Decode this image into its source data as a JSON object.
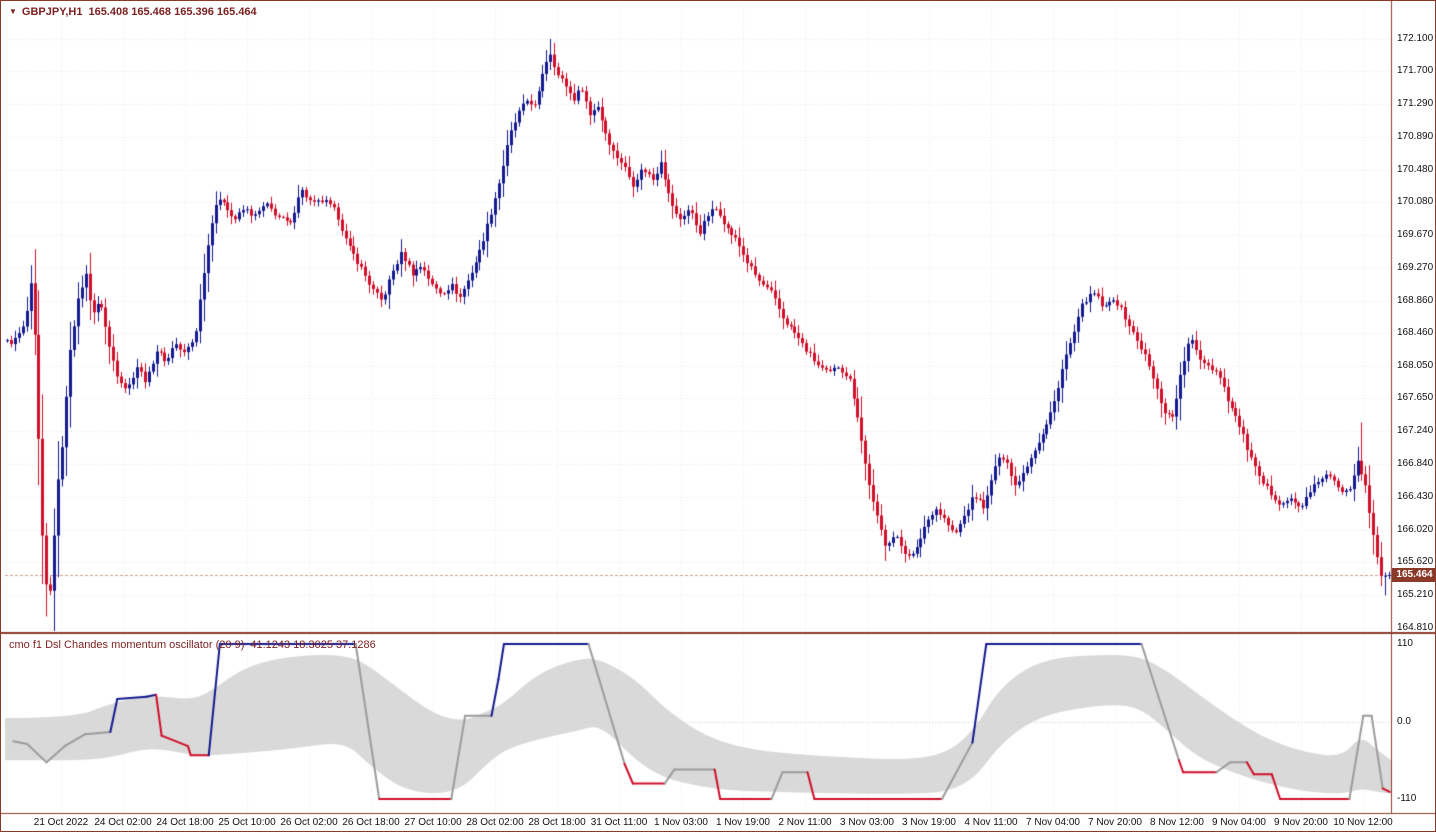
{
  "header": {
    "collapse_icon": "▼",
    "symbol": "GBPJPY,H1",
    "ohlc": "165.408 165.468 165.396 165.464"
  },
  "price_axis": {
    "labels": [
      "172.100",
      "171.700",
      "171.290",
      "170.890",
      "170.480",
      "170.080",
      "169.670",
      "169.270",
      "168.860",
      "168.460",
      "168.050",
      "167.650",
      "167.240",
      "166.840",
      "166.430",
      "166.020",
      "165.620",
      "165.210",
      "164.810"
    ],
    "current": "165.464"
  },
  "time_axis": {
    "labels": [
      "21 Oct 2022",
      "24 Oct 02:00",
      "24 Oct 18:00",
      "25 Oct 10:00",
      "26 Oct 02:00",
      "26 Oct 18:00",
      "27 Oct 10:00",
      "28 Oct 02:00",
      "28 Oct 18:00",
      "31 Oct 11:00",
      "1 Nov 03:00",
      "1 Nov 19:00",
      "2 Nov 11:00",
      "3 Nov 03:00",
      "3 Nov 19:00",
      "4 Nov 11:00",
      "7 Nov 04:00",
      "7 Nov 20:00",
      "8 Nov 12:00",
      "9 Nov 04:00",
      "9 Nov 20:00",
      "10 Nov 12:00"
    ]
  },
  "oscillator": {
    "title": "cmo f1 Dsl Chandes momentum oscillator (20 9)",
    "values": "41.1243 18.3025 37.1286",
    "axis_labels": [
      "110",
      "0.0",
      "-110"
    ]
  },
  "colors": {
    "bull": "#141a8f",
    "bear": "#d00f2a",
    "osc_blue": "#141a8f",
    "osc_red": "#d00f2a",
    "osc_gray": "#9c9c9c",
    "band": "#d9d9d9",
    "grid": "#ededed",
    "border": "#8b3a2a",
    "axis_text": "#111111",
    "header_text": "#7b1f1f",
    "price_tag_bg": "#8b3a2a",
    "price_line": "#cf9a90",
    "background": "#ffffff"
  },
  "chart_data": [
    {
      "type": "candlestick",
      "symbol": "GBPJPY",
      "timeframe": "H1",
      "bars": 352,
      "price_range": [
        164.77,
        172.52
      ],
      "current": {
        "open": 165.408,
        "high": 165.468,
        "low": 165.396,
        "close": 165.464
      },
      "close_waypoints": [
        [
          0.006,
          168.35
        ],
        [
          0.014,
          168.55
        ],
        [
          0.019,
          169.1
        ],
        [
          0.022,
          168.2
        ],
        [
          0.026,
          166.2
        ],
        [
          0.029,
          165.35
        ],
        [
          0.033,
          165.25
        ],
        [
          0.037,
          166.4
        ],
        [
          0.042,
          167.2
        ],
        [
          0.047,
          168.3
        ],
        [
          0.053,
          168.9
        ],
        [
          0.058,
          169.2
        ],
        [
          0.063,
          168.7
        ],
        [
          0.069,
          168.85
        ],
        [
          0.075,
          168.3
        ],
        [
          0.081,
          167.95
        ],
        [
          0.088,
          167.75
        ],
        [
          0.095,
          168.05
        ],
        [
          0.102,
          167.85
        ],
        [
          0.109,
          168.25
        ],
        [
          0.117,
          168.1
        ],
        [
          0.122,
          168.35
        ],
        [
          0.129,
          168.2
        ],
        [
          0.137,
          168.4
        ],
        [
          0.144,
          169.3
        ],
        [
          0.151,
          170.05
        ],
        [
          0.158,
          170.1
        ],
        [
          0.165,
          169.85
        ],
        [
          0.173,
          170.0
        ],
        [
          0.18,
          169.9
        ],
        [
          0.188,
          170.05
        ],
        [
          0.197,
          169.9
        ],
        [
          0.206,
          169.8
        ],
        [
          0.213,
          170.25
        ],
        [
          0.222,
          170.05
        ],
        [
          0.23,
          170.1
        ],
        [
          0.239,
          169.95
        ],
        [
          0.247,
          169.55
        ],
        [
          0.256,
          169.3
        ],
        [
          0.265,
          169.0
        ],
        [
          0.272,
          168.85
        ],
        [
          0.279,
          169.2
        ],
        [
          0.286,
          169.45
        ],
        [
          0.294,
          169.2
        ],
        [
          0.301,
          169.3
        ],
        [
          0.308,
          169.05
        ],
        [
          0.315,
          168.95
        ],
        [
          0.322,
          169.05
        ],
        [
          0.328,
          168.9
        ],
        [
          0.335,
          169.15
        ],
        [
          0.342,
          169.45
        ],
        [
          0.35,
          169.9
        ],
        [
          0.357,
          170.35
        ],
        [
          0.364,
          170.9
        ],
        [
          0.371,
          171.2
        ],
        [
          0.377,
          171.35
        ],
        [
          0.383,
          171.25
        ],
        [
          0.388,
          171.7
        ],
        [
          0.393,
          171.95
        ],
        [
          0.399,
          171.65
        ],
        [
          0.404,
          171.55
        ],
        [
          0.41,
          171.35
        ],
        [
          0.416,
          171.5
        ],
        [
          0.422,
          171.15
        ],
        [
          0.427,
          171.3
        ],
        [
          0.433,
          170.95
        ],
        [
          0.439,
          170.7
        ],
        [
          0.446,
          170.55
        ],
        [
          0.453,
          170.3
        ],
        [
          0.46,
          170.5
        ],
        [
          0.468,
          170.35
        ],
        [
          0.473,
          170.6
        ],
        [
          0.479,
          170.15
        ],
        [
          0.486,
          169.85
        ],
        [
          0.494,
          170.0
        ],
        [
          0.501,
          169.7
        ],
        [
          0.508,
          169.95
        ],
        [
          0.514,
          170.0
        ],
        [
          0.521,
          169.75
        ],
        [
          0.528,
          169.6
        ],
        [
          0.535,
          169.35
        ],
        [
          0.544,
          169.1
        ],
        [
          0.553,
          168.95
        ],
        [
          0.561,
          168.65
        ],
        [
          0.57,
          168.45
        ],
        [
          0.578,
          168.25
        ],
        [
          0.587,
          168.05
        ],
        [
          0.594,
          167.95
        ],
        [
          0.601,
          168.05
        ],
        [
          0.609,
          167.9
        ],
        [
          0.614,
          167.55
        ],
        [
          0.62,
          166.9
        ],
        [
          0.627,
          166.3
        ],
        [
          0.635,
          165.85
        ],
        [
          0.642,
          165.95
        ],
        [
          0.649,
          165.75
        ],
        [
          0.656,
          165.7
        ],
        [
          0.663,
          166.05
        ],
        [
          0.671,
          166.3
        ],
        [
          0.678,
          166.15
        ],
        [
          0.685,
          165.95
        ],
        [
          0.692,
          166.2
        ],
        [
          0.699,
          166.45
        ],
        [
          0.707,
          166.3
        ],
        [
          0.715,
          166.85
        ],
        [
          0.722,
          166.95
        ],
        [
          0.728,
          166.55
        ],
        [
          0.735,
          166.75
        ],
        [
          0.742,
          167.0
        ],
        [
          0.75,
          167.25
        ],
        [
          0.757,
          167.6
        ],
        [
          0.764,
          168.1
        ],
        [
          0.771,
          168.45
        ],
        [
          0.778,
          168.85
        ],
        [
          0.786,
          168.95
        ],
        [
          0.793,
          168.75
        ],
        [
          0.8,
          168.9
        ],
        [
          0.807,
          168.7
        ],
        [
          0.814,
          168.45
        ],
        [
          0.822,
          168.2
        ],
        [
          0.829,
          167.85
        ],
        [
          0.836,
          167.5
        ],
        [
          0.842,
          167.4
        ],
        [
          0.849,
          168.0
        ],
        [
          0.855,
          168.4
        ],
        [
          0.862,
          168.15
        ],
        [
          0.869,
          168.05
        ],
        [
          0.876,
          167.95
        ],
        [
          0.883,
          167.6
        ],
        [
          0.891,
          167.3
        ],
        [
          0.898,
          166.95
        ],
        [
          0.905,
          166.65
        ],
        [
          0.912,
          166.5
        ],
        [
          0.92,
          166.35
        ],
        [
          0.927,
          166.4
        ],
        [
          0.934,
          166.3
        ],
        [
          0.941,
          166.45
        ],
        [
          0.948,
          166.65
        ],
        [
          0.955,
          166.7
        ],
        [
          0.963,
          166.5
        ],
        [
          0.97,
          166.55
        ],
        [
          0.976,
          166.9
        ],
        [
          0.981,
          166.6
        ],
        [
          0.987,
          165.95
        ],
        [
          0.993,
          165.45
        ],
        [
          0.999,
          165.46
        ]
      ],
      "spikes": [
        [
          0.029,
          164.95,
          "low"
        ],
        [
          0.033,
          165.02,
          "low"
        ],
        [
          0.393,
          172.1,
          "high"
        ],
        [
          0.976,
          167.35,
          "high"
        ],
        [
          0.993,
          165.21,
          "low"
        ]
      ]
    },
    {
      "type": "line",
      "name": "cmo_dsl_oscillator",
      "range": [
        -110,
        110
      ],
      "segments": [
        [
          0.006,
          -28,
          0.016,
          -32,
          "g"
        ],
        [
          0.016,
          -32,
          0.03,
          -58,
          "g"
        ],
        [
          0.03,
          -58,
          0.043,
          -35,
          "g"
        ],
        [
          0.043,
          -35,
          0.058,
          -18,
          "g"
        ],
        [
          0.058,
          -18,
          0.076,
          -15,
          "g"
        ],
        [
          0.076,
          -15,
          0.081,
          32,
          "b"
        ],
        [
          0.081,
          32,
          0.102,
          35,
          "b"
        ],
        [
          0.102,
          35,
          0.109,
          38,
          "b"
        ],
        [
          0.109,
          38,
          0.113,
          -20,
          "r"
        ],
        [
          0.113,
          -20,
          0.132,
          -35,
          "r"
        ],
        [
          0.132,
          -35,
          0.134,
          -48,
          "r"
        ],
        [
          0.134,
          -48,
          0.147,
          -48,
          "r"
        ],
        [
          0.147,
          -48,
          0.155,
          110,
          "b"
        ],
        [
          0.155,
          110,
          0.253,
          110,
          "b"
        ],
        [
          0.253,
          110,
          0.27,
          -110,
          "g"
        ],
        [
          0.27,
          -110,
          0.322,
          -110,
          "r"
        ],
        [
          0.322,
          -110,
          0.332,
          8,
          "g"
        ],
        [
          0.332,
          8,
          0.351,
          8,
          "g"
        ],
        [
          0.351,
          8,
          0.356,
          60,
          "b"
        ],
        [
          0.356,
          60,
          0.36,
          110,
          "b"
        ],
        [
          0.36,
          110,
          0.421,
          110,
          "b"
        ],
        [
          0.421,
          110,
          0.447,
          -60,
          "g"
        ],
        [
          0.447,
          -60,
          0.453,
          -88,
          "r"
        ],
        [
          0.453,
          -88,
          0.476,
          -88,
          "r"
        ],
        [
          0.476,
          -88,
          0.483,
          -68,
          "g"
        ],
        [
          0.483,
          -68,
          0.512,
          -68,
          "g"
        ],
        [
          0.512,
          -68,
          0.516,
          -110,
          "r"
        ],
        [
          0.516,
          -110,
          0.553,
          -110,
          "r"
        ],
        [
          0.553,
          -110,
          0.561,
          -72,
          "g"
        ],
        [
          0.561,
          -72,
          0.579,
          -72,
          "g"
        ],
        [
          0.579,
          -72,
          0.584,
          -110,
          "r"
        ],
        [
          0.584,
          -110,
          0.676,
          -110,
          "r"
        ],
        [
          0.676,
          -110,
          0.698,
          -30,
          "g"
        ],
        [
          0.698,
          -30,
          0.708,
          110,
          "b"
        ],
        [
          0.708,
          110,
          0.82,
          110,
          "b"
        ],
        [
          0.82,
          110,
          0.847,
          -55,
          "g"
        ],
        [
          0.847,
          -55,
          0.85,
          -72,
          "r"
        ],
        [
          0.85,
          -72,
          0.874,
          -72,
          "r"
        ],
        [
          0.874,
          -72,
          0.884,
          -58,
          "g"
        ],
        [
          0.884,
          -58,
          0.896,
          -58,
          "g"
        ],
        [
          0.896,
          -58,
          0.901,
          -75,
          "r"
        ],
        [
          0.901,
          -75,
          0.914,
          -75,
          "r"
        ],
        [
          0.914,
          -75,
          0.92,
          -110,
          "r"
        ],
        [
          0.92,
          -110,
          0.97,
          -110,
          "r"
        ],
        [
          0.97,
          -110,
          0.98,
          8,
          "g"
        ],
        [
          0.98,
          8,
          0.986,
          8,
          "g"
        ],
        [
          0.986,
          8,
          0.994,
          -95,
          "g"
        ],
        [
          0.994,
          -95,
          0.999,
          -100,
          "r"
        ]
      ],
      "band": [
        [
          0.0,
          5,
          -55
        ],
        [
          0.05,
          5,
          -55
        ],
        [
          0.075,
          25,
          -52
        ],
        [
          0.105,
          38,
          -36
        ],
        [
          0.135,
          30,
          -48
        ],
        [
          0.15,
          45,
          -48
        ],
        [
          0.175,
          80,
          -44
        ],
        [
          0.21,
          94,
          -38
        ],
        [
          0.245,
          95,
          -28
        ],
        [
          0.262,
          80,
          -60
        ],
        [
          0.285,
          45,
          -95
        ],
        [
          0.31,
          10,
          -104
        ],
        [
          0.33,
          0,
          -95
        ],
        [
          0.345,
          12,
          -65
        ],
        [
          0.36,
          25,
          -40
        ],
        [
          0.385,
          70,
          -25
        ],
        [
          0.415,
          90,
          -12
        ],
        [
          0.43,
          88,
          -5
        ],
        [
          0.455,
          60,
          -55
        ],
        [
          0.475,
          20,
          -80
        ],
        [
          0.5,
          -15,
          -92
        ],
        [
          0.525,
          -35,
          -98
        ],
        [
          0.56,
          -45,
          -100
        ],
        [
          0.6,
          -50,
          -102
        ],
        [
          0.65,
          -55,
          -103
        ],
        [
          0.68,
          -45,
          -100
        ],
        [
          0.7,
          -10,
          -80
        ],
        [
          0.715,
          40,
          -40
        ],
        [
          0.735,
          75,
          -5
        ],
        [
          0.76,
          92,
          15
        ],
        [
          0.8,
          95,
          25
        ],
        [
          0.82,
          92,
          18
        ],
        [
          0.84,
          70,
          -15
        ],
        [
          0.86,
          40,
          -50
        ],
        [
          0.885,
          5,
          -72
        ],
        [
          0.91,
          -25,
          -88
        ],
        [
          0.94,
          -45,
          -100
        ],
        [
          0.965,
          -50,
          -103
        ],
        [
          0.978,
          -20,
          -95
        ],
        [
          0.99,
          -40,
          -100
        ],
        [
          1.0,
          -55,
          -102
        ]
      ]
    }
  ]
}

........

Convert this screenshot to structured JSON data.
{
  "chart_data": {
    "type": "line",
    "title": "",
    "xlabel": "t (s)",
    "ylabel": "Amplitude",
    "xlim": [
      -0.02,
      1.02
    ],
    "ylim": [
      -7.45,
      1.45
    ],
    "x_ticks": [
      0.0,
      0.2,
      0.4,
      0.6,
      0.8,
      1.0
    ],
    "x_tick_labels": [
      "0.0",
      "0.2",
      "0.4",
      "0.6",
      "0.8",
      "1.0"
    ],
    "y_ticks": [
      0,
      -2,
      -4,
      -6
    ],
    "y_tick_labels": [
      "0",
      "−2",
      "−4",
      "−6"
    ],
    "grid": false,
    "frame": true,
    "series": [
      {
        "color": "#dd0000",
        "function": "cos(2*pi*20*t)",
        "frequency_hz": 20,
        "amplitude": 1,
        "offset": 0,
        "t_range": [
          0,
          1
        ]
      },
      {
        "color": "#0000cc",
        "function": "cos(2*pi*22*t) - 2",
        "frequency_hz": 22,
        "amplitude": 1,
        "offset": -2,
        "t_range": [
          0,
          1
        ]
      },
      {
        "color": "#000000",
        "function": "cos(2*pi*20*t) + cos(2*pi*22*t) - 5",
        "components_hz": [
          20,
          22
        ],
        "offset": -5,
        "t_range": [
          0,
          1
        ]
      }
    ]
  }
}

........

The answer should be a single number: the count of lines in the data that include the string "title".

2